# START OF MATERIAL PROVIDED

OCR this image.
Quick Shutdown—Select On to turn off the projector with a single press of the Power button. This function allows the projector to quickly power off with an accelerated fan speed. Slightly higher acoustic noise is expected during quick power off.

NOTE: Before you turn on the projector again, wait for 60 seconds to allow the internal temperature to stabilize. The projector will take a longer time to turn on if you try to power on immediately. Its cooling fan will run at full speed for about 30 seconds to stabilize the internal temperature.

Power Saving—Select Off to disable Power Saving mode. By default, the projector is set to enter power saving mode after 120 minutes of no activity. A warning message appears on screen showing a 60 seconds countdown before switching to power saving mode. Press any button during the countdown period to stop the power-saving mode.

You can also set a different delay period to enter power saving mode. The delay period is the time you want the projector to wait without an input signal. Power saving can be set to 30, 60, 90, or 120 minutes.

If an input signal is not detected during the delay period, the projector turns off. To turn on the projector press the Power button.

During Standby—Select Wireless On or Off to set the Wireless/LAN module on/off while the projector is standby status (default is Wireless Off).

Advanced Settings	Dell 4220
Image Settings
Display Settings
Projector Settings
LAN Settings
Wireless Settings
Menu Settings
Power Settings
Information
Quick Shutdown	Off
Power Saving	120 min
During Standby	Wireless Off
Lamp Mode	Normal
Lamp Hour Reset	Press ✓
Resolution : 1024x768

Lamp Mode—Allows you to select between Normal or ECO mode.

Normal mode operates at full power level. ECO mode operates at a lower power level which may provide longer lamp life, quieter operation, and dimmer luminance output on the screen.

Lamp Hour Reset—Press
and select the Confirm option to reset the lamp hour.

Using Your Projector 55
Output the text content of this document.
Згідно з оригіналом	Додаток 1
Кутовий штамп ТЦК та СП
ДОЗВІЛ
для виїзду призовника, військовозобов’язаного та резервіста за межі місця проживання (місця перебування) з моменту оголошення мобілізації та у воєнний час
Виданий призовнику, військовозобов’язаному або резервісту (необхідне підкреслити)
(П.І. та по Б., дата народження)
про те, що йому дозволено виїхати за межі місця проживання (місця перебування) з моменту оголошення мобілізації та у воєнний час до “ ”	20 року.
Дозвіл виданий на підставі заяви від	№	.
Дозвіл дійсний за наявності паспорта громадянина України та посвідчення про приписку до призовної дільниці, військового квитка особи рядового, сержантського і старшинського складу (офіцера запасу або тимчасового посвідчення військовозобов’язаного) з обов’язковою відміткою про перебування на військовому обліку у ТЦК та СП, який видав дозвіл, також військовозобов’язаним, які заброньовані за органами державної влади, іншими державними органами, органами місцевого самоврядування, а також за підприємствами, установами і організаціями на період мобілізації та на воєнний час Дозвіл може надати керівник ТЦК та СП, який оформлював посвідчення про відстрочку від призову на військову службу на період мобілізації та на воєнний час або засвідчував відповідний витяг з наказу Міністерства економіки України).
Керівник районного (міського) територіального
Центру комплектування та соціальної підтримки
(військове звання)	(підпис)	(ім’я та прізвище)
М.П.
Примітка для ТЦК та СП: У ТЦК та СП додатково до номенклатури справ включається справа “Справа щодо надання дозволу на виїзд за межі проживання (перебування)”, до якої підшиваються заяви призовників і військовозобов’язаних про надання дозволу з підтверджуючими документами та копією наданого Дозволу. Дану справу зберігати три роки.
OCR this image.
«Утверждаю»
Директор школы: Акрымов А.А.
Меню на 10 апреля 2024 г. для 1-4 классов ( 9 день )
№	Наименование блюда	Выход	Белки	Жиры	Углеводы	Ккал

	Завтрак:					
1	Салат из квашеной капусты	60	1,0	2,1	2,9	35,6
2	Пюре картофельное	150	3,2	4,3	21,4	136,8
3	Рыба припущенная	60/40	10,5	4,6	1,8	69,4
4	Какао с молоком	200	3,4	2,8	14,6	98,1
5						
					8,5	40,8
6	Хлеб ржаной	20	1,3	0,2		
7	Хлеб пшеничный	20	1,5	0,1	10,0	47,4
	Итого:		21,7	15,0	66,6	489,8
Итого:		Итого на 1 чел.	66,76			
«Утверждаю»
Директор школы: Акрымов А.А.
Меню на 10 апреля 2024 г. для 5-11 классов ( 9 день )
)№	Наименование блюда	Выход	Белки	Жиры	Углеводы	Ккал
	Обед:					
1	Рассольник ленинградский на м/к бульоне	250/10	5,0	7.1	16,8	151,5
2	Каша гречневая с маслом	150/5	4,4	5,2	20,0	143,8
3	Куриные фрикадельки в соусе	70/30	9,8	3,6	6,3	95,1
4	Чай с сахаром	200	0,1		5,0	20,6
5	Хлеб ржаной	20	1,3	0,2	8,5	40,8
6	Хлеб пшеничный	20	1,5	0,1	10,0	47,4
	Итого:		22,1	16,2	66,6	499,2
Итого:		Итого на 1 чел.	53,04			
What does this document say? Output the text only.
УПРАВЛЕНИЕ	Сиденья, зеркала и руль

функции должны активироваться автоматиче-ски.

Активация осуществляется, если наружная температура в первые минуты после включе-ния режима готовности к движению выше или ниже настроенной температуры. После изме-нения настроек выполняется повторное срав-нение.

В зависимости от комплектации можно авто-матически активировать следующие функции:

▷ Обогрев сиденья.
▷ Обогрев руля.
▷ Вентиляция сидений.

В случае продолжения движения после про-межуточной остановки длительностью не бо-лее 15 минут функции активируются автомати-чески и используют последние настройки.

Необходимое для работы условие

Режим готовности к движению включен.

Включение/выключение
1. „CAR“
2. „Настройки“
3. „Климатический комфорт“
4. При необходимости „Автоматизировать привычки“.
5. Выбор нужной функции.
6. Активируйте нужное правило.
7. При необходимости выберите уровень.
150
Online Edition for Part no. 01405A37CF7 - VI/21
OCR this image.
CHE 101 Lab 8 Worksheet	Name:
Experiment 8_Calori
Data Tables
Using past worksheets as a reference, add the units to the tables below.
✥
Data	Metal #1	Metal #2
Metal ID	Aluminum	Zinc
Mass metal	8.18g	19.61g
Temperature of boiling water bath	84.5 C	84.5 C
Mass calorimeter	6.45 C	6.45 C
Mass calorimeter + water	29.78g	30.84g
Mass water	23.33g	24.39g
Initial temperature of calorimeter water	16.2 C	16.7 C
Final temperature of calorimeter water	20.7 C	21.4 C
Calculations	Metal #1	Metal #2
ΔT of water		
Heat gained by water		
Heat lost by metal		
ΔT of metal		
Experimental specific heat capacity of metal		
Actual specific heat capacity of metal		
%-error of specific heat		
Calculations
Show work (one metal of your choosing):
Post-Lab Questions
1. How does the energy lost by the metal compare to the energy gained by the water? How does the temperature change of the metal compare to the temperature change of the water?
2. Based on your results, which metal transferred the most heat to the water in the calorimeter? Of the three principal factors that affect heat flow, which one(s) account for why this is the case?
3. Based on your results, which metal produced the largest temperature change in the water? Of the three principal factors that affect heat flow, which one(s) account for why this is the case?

# END OF MATERIAL PROVIDED

▸ THE PROBLEM: Faithfully transcribe the whole of the data.

▸ EXERCISE OUTPUT:
OCR this image.
Quick Shutdown—Select On to turn off the projector with a single press of the Power button. This function allows the projector to quickly power off with an accelerated fan speed. Slightly higher acoustic noise is expected during quick power off.

NOTE: Before you turn on the projector again, wait for 60 seconds to allow the internal temperature to stabilize. The projector will take a longer time to turn on if you try to power on immediately. Its cooling fan will run at full speed for about 30 seconds to stabilize the internal temperature.

Power Saving—Select Off to disable Power Saving mode. By default, the projector is set to enter power saving mode after 120 minutes of no activity. A warning message appears on screen showing a 60 seconds countdown before switching to power saving mode. Press any button during the countdown period to stop the power-saving mode.

You can also set a different delay period to enter power saving mode. The delay period is the time you want the projector to wait without an input signal. Power saving can be set to 30, 60, 90, or 120 minutes.

If an input signal is not detected during the delay period, the projector turns off. To turn on the projector press the Power button.

During Standby—Select Wireless On or Off to set the Wireless/LAN module on/off while the projector is standby status (default is Wireless Off).

Advanced Settings	Dell 4220
Image Settings
Display Settings
Projector Settings
LAN Settings
Wireless Settings
Menu Settings
Power Settings
Information
Quick Shutdown	Off
Power Saving	120 min
During Standby	Wireless Off
Lamp Mode	Normal
Lamp Hour Reset	Press ✓
Resolution : 1024x768

Lamp Mode—Allows you to select between Normal or ECO mode.

Normal mode operates at full power level. ECO mode operates at a lower power level which may provide longer lamp life, quieter operation, and dimmer luminance output on the screen.

Lamp Hour Reset—Press
and select the Confirm option to reset the lamp hour.

Using Your Projector 55
Output the text content of this document.
Згідно з оригіналом	Додаток 1
Кутовий штамп ТЦК та СП
ДОЗВІЛ
для виїзду призовника, військовозобов’язаного та резервіста за межі місця проживання (місця перебування) з моменту оголошення мобілізації та у воєнний час
Виданий призовнику, військовозобов’язаному або резервісту (необхідне підкреслити)
(П.І. та по Б., дата народження)
про те, що йому дозволено виїхати за межі місця проживання (місця перебування) з моменту оголошення мобілізації та у воєнний час до “ ”	20 року.
Дозвіл виданий на підставі заяви від	№	.
Дозвіл дійсний за наявності паспорта громадянина України та посвідчення про приписку до призовної дільниці, військового квитка особи рядового, сержантського і старшинського складу (офіцера запасу або тимчасового посвідчення військовозобов’язаного) з обов’язковою відміткою про перебування на військовому обліку у ТЦК та СП, який видав дозвіл, також військовозобов’язаним, які заброньовані за органами державної влади, іншими державними органами, органами місцевого самоврядування, а також за підприємствами, установами і організаціями на період мобілізації та на воєнний час Дозвіл може надати керівник ТЦК та СП, який оформлював посвідчення про відстрочку від призову на військову службу на період мобілізації та на воєнний час або засвідчував відповідний витяг з наказу Міністерства економіки України).
Керівник районного (міського) територіального
Центру комплектування та соціальної підтримки
(військове звання)	(підпис)	(ім’я та прізвище)
М.П.
Примітка для ТЦК та СП: У ТЦК та СП додатково до номенклатури справ включається справа “Справа щодо надання дозволу на виїзд за межі проживання (перебування)”, до якої підшиваються заяви призовників і військовозобов’язаних про надання дозволу з підтверджуючими документами та копією наданого Дозволу. Дану справу зберігати три роки.
OCR this image.
«Утверждаю»
Директор школы: Акрымов А.А.
Меню на 10 апреля 2024 г. для 1-4 классов ( 9 день )
№	Наименование блюда	Выход	Белки	Жиры	Углеводы	Ккал

	Завтрак:					
1	Салат из квашеной капусты	60	1,0	2,1	2,9	35,6
2	Пюре картофельное	150	3,2	4,3	21,4	136,8
3	Рыба припущенная	60/40	10,5	4,6	1,8	69,4
4	Какао с молоком	200	3,4	2,8	14,6	98,1
5						
					8,5	40,8
6	Хлеб ржаной	20	1,3	0,2		
7	Хлеб пшеничный	20	1,5	0,1	10,0	47,4
	Итого:		21,7	15,0	66,6	489,8
Итого:		Итого на 1 чел.	66,76			
«Утверждаю»
Директор школы: Акрымов А.А.
Меню на 10 апреля 2024 г. для 5-11 классов ( 9 день )
)№	Наименование блюда	Выход	Белки	Жиры	Углеводы	Ккал
	Обед:					
1	Рассольник ленинградский на м/к бульоне	250/10	5,0	7.1	16,8	151,5
2	Каша гречневая с маслом	150/5	4,4	5,2	20,0	143,8
3	Куриные фрикадельки в соусе	70/30	9,8	3,6	6,3	95,1
4	Чай с сахаром	200	0,1		5,0	20,6
5	Хлеб ржаной	20	1,3	0,2	8,5	40,8
6	Хлеб пшеничный	20	1,5	0,1	10,0	47,4
	Итого:		22,1	16,2	66,6	499,2
Итого:		Итого на 1 чел.	53,04			
What does this document say? Output the text only.
УПРАВЛЕНИЕ	Сиденья, зеркала и руль

функции должны активироваться автоматиче-ски.

Активация осуществляется, если наружная температура в первые минуты после включе-ния режима готовности к движению выше или ниже настроенной температуры. После изме-нения настроек выполняется повторное срав-нение.

В зависимости от комплектации можно авто-матически активировать следующие функции:

▷ Обогрев сиденья.
▷ Обогрев руля.
▷ Вентиляция сидений.

В случае продолжения движения после про-межуточной остановки длительностью не бо-лее 15 минут функции активируются автомати-чески и используют последние настройки.

Необходимое для работы условие

Режим готовности к движению включен.

Включение/выключение
1. „CAR“
2. „Настройки“
3. „Климатический комфорт“
4. При необходимости „Автоматизировать привычки“.
5. Выбор нужной функции.
6. Активируйте нужное правило.
7. При необходимости выберите уровень.
150
Online Edition for Part no. 01405A37CF7 - VI/21
OCR this image.
CHE 101 Lab 8 Worksheet	Name:
Experiment 8_Calori
Data Tables
Using past worksheets as a reference, add the units to the tables below.
✥
Data	Metal #1	Metal #2
Metal ID	Aluminum	Zinc
Mass metal	8.18g	19.61g
Temperature of boiling water bath	84.5 C	84.5 C
Mass calorimeter	6.45 C	6.45 C
Mass calorimeter + water	29.78g	30.84g
Mass water	23.33g	24.39g
Initial temperature of calorimeter water	16.2 C	16.7 C
Final temperature of calorimeter water	20.7 C	21.4 C
Calculations	Metal #1	Metal #2
ΔT of water		
Heat gained by water		
Heat lost by metal		
ΔT of metal		
Experimental specific heat capacity of metal		
Actual specific heat capacity of metal		
%-error of specific heat		
Calculations
Show work (one metal of your choosing):
Post-Lab Questions
1. How does the energy lost by the metal compare to the energy gained by the water? How does the temperature change of the metal compare to the temperature change of the water?
2. Based on your results, which metal transferred the most heat to the water in the calorimeter? Of the three principal factors that affect heat flow, which one(s) account for why this is the case?
3. Based on your results, which metal produced the largest temperature change in the water? Of the three principal factors that affect heat flow, which one(s) account for why this is the case?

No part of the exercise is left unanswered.